Chart and figure data
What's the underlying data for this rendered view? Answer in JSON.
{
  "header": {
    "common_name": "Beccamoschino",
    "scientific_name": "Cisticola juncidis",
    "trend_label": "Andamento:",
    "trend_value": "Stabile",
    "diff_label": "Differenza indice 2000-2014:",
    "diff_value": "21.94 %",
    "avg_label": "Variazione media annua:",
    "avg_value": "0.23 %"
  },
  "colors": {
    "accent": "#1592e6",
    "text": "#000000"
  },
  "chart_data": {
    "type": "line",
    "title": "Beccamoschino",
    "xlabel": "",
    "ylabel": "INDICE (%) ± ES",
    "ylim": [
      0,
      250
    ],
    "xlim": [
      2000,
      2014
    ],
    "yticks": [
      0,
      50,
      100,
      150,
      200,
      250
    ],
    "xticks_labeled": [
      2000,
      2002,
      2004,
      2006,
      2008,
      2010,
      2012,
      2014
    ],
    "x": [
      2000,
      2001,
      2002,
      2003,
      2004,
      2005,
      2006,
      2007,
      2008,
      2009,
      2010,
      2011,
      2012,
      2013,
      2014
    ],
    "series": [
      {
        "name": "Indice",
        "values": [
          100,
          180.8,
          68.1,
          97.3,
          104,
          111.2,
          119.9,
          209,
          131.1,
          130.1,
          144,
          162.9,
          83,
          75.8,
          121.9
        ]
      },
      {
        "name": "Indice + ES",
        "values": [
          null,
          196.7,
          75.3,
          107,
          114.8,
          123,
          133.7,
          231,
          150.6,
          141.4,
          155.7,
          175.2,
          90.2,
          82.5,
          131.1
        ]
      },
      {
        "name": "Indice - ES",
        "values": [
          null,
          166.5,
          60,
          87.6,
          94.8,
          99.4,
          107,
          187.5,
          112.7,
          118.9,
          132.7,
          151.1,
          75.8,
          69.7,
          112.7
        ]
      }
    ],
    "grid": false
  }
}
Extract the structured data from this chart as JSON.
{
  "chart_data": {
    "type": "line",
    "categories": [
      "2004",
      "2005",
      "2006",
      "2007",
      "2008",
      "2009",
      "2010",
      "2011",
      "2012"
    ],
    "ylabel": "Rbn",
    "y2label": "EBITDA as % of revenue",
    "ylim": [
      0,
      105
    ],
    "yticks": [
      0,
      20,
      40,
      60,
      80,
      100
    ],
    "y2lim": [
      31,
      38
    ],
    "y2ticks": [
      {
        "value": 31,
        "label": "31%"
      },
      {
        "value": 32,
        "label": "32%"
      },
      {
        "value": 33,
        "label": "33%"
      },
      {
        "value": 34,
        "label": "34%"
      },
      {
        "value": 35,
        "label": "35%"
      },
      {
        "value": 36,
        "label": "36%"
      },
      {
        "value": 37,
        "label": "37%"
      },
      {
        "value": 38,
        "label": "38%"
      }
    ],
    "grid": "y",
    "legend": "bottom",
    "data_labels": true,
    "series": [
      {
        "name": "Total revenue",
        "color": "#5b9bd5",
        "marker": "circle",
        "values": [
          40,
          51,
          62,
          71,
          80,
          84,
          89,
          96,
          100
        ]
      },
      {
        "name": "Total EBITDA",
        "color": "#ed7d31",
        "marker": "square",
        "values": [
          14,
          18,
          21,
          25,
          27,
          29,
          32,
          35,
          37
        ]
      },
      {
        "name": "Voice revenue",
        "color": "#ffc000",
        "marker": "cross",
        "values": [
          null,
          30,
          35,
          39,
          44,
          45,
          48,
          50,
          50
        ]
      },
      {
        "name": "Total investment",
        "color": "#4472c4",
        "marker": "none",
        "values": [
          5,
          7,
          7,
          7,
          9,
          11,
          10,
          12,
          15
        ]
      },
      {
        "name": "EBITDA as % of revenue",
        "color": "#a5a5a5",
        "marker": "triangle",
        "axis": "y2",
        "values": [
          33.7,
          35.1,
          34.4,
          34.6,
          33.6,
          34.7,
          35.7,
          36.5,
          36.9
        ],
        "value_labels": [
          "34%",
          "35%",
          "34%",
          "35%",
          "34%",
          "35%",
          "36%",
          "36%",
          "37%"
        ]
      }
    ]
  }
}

---

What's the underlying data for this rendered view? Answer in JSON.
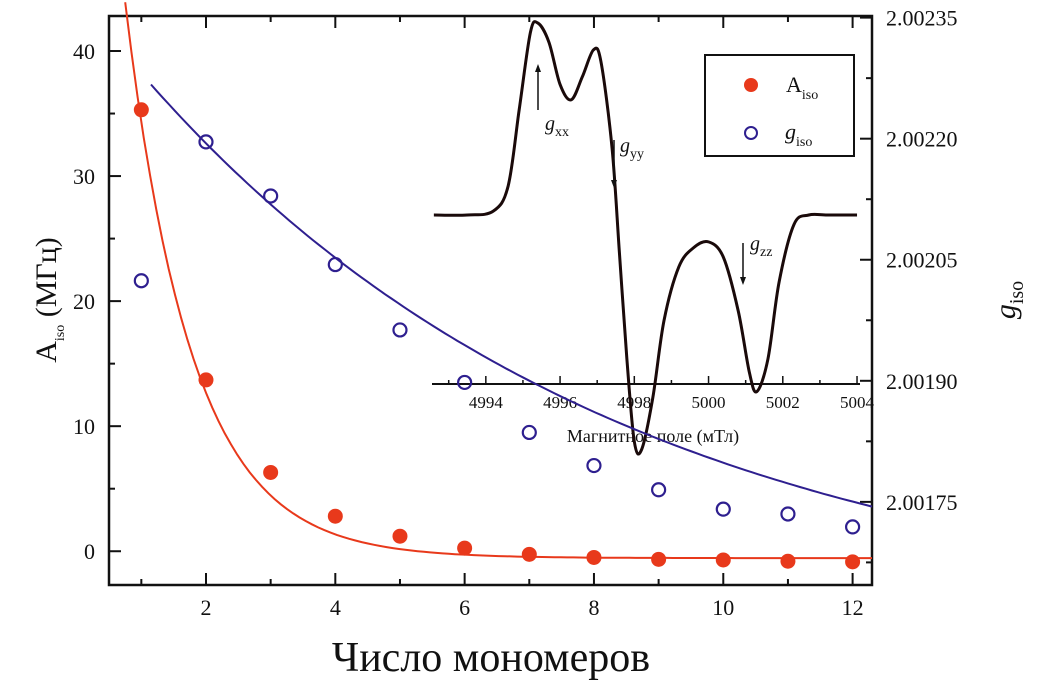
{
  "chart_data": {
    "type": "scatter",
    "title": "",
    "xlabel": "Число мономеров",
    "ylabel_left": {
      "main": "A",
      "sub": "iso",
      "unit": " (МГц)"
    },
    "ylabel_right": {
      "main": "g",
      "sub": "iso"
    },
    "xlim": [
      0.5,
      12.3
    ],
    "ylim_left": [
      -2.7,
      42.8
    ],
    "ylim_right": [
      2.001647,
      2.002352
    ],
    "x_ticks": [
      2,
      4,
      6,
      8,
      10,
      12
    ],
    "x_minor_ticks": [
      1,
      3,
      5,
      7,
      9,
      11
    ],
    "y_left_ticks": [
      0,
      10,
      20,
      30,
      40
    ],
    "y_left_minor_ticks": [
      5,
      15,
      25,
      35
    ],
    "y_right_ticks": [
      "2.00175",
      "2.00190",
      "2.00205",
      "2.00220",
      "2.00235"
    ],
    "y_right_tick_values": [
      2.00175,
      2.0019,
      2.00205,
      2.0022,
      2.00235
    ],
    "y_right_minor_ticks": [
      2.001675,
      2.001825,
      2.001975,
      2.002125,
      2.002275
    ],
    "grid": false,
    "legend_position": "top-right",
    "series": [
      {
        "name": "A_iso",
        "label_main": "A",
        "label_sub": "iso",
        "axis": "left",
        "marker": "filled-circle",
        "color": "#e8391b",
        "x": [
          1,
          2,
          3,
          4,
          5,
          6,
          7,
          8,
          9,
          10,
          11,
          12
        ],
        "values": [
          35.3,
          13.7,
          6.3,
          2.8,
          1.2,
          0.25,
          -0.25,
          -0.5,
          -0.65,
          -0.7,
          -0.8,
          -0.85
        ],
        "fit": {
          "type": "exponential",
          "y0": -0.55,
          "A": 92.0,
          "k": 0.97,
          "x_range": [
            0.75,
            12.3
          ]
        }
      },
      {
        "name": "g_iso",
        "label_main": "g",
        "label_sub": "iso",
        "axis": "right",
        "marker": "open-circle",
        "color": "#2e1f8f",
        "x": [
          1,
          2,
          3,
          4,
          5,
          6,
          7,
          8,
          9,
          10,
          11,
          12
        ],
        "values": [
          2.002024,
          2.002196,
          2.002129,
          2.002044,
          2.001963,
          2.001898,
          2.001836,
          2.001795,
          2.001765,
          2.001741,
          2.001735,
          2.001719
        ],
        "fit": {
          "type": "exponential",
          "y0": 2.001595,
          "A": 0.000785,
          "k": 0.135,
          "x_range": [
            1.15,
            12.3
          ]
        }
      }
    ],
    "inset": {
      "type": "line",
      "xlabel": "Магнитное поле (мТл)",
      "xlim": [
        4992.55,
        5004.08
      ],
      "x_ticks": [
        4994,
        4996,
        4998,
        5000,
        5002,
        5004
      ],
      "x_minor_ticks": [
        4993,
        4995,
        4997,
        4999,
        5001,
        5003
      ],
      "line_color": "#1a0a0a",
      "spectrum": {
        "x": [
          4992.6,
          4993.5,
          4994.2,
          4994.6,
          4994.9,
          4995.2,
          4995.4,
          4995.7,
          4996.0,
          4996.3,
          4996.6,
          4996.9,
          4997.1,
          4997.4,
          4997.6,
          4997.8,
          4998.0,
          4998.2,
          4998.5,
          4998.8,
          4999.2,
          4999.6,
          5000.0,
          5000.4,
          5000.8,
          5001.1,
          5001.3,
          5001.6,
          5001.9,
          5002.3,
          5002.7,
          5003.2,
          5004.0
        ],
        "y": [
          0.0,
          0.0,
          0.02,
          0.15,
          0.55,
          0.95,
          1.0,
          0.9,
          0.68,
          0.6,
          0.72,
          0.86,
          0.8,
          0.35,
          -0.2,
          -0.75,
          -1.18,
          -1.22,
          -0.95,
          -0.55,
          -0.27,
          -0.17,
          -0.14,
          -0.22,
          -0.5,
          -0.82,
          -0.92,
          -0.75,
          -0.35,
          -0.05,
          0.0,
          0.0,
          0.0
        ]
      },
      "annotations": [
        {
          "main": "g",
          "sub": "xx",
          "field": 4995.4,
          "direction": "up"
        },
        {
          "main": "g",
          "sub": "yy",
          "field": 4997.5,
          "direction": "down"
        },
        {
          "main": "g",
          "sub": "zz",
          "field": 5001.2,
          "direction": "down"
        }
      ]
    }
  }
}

--

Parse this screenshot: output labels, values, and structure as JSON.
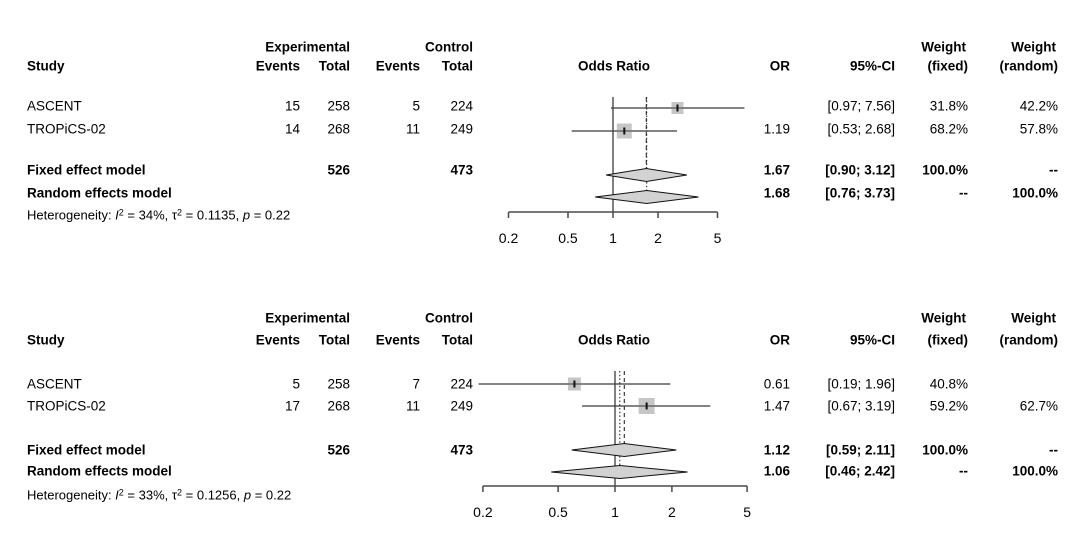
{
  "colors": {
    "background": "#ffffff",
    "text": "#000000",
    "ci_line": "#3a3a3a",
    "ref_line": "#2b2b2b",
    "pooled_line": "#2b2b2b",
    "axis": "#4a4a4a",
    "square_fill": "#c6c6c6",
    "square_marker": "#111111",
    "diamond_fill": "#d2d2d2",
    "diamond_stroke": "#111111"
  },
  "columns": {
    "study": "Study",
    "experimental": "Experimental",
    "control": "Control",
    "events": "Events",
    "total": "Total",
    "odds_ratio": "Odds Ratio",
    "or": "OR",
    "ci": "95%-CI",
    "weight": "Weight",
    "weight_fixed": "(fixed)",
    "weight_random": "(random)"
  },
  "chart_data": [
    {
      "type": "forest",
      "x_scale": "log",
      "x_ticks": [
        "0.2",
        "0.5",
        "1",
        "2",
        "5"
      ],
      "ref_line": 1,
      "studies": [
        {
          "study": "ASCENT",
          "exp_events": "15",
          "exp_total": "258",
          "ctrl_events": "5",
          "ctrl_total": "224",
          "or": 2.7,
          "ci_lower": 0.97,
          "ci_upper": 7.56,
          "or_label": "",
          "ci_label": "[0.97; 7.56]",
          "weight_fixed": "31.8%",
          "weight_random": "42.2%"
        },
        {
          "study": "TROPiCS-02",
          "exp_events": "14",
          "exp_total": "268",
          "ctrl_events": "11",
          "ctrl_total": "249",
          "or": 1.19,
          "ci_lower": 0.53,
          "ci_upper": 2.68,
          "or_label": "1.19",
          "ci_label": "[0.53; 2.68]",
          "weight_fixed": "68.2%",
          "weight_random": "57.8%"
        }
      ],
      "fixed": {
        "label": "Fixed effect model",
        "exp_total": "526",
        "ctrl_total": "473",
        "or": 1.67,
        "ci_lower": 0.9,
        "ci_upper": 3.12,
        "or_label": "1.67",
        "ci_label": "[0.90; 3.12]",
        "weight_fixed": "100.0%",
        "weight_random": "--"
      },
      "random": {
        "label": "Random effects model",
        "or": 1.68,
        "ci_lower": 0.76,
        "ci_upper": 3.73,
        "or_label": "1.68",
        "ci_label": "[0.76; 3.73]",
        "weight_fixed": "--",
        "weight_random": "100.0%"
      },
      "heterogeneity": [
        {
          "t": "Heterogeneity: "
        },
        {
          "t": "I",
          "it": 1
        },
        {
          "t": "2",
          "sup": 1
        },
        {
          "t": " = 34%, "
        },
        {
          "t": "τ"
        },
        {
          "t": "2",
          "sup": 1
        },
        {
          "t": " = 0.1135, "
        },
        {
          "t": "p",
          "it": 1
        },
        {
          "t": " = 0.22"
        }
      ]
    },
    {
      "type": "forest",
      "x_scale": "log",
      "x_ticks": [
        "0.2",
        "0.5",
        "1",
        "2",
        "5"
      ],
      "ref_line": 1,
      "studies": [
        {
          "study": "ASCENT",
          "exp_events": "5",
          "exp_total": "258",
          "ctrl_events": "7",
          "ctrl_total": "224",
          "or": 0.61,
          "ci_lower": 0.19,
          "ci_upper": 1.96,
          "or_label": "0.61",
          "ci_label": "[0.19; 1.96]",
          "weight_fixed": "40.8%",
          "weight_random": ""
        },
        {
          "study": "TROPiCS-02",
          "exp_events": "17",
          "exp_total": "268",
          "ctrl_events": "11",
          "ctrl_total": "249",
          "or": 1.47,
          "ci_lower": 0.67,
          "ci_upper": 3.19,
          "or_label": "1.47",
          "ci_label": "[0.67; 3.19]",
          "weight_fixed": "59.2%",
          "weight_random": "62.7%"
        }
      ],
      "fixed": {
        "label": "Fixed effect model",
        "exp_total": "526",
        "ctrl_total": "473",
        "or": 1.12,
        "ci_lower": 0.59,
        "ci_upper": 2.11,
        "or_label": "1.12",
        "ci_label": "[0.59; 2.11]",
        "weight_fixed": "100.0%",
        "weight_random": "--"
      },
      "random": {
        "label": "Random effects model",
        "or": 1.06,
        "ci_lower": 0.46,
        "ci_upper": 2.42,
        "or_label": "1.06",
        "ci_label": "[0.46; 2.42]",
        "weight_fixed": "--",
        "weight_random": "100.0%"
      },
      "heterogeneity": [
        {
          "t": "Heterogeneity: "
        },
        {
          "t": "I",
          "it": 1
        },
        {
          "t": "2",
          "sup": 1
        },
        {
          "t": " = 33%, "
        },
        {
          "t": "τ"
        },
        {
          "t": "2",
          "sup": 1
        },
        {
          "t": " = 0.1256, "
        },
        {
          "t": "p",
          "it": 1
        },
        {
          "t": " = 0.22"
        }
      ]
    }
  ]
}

GIVEN TASK
Gather each line holding the string "Beccamoschino".

CORRECT OUTPUT
    "common_name": "Beccamoschino",
    "title": "Beccamoschino",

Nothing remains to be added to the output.